**Set task**.
Please convert the rows below, from the first one through the line containing "x-tick-label: 0 — [109, 678, 117, 695]", inclusive, into a numbered list, leaving out any blank lines.

[Start of Extracted information]

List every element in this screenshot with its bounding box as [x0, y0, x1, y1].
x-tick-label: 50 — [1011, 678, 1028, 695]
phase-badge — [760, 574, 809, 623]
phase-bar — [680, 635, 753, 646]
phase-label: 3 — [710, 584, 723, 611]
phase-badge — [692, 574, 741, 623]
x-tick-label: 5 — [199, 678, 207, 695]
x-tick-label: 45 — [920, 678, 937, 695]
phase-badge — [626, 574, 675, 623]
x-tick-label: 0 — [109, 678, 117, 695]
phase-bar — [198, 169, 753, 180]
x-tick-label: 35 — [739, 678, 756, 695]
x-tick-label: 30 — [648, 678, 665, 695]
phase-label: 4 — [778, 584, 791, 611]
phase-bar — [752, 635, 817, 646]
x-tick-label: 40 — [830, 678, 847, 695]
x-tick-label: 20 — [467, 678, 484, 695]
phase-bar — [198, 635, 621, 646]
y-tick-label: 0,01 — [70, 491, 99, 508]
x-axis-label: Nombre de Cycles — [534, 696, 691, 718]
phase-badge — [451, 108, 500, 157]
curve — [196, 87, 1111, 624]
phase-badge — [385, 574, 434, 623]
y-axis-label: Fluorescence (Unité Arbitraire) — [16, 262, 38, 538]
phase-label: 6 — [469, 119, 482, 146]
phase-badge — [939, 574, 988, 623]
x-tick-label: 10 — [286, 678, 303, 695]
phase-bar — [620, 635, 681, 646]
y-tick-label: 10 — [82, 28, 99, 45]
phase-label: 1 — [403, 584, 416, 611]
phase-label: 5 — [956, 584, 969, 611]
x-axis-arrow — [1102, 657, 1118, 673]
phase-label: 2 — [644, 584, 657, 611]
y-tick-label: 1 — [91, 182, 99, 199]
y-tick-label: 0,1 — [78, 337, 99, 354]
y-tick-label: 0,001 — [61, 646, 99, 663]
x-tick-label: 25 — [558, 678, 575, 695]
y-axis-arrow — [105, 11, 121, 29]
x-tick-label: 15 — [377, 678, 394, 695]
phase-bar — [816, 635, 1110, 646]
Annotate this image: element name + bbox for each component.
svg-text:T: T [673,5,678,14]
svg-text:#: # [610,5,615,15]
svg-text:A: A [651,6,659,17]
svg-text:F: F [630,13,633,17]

[End of Extracted information]

**Task output**.
1. List every element in this screenshot with its bounding box as [x0, y0, x1, y1].
2. x-tick-label: 50 — [1011, 678, 1028, 695]
3. phase-badge — [760, 574, 809, 623]
4. phase-bar — [680, 635, 753, 646]
5. phase-label: 3 — [710, 584, 723, 611]
6. phase-badge — [692, 574, 741, 623]
7. x-tick-label: 5 — [199, 678, 207, 695]
8. x-tick-label: 45 — [920, 678, 937, 695]
9. phase-badge — [626, 574, 675, 623]
10. x-tick-label: 0 — [109, 678, 117, 695]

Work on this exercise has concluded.